• WHAT IS REQUIRED: Return each entry exactly, omitting nothing.

• MATERIAL FOR THE TASK:
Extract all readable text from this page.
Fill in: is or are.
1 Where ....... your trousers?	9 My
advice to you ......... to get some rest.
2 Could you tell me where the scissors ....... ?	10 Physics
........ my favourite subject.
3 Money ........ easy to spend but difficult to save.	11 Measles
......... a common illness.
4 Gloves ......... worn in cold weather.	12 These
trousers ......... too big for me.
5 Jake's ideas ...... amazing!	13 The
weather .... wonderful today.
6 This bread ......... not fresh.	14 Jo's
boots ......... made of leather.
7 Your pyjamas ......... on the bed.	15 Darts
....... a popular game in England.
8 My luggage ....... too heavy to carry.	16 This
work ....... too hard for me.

• RESULT FOR THIS TASK:
Extract all readable text from this page.
Fill in: is or are.
1 Where ....... your trousers?	9 My
advice to you ......... to get some rest.
2 Could you tell me where the scissors ....... ?	10 Physics
........ my favourite subject.
3 Money ........ easy to spend but difficult to save.	11 Measles
......... a common illness.
4 Gloves ......... worn in cold weather.	12 These
trousers ......... too big for me.
5 Jake's ideas ...... amazing!	13 The
weather .... wonderful today.
6 This bread ......... not fresh.	14 Jo's
boots ......... made of leather.
7 Your pyjamas ......... on the bed.	15 Darts
....... a popular game in England.
8 My luggage ....... too heavy to carry.	16 This
work ....... too hard for me.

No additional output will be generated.